(The exercise): Print all records exactly, leaving nothing out.

(Record list):
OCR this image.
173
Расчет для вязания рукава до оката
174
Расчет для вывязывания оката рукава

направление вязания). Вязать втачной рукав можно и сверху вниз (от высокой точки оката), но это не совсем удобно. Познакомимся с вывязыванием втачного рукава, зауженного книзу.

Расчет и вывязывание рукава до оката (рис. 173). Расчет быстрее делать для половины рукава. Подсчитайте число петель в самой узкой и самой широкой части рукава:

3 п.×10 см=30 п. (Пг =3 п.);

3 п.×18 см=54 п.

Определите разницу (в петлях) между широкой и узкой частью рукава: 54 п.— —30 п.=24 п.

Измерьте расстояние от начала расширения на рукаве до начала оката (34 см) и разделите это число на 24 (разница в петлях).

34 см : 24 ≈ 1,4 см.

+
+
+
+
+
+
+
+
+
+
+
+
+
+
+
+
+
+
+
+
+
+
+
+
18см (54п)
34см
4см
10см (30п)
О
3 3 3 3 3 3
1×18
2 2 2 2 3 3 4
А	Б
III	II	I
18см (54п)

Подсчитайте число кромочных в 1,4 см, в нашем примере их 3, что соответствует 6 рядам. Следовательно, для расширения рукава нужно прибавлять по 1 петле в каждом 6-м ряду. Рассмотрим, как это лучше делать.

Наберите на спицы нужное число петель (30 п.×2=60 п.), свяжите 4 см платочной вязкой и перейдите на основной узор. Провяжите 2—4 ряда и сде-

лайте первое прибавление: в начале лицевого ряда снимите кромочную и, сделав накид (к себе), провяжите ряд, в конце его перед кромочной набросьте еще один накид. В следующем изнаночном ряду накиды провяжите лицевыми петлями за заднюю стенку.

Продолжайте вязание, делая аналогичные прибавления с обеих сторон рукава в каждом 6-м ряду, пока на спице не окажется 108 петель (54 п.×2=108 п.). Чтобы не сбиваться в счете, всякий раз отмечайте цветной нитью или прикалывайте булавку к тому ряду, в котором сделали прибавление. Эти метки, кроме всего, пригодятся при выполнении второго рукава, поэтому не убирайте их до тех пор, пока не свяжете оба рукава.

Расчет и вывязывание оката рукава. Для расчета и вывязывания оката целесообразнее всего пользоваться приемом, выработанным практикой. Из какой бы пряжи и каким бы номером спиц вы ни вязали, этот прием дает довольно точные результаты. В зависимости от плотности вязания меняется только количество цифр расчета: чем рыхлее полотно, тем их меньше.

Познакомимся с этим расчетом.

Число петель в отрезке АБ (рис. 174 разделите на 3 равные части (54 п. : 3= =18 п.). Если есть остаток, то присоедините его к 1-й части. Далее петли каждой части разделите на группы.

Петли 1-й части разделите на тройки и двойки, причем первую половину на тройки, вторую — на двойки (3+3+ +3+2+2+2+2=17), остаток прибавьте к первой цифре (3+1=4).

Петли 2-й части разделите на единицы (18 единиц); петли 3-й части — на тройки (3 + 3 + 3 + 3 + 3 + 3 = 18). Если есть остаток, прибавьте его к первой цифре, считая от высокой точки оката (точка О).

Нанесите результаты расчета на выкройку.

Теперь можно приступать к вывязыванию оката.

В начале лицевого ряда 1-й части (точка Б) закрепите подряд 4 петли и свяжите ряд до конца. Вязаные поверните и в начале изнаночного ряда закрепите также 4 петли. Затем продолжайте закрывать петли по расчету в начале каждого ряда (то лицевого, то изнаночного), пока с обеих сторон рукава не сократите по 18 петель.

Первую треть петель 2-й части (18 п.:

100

(Right answer):
OCR this image.
173
Расчет для вязания рукава до оката
174
Расчет для вывязывания оката рукава

направление вязания). Вязать втачной рукав можно и сверху вниз (от высокой точки оката), но это не совсем удобно. Познакомимся с вывязыванием втачного рукава, зауженного книзу.

Расчет и вывязывание рукава до оката (рис. 173). Расчет быстрее делать для половины рукава. Подсчитайте число петель в самой узкой и самой широкой части рукава:

3 п.×10 см=30 п. (Пг =3 п.);

3 п.×18 см=54 п.

Определите разницу (в петлях) между широкой и узкой частью рукава: 54 п.— —30 п.=24 п.

Измерьте расстояние от начала расширения на рукаве до начала оката (34 см) и разделите это число на 24 (разница в петлях).

34 см : 24 ≈ 1,4 см.

+
+
+
+
+
+
+
+
+
+
+
+
+
+
+
+
+
+
+
+
+
+
+
+
18см (54п)
34см
4см
10см (30п)
О
3 3 3 3 3 3
1×18
2 2 2 2 3 3 4
А	Б
III	II	I
18см (54п)

Подсчитайте число кромочных в 1,4 см, в нашем примере их 3, что соответствует 6 рядам. Следовательно, для расширения рукава нужно прибавлять по 1 петле в каждом 6-м ряду. Рассмотрим, как это лучше делать.

Наберите на спицы нужное число петель (30 п.×2=60 п.), свяжите 4 см платочной вязкой и перейдите на основной узор. Провяжите 2—4 ряда и сде-

лайте первое прибавление: в начале лицевого ряда снимите кромочную и, сделав накид (к себе), провяжите ряд, в конце его перед кромочной набросьте еще один накид. В следующем изнаночном ряду накиды провяжите лицевыми петлями за заднюю стенку.

Продолжайте вязание, делая аналогичные прибавления с обеих сторон рукава в каждом 6-м ряду, пока на спице не окажется 108 петель (54 п.×2=108 п.). Чтобы не сбиваться в счете, всякий раз отмечайте цветной нитью или прикалывайте булавку к тому ряду, в котором сделали прибавление. Эти метки, кроме всего, пригодятся при выполнении второго рукава, поэтому не убирайте их до тех пор, пока не свяжете оба рукава.

Расчет и вывязывание оката рукава. Для расчета и вывязывания оката целесообразнее всего пользоваться приемом, выработанным практикой. Из какой бы пряжи и каким бы номером спиц вы ни вязали, этот прием дает довольно точные результаты. В зависимости от плотности вязания меняется только количество цифр расчета: чем рыхлее полотно, тем их меньше.

Познакомимся с этим расчетом.

Число петель в отрезке АБ (рис. 174 разделите на 3 равные части (54 п. : 3= =18 п.). Если есть остаток, то присоедините его к 1-й части. Далее петли каждой части разделите на группы.

Петли 1-й части разделите на тройки и двойки, причем первую половину на тройки, вторую — на двойки (3+3+ +3+2+2+2+2=17), остаток прибавьте к первой цифре (3+1=4).

Петли 2-й части разделите на единицы (18 единиц); петли 3-й части — на тройки (3 + 3 + 3 + 3 + 3 + 3 = 18). Если есть остаток, прибавьте его к первой цифре, считая от высокой точки оката (точка О).

Нанесите результаты расчета на выкройку.

Теперь можно приступать к вывязыванию оката.

В начале лицевого ряда 1-й части (точка Б) закрепите подряд 4 петли и свяжите ряд до конца. Вязаные поверните и в начале изнаночного ряда закрепите также 4 петли. Затем продолжайте закрывать петли по расчету в начале каждого ряда (то лицевого, то изнаночного), пока с обеих сторон рукава не сократите по 18 петель.

Первую треть петель 2-й части (18 п.:

100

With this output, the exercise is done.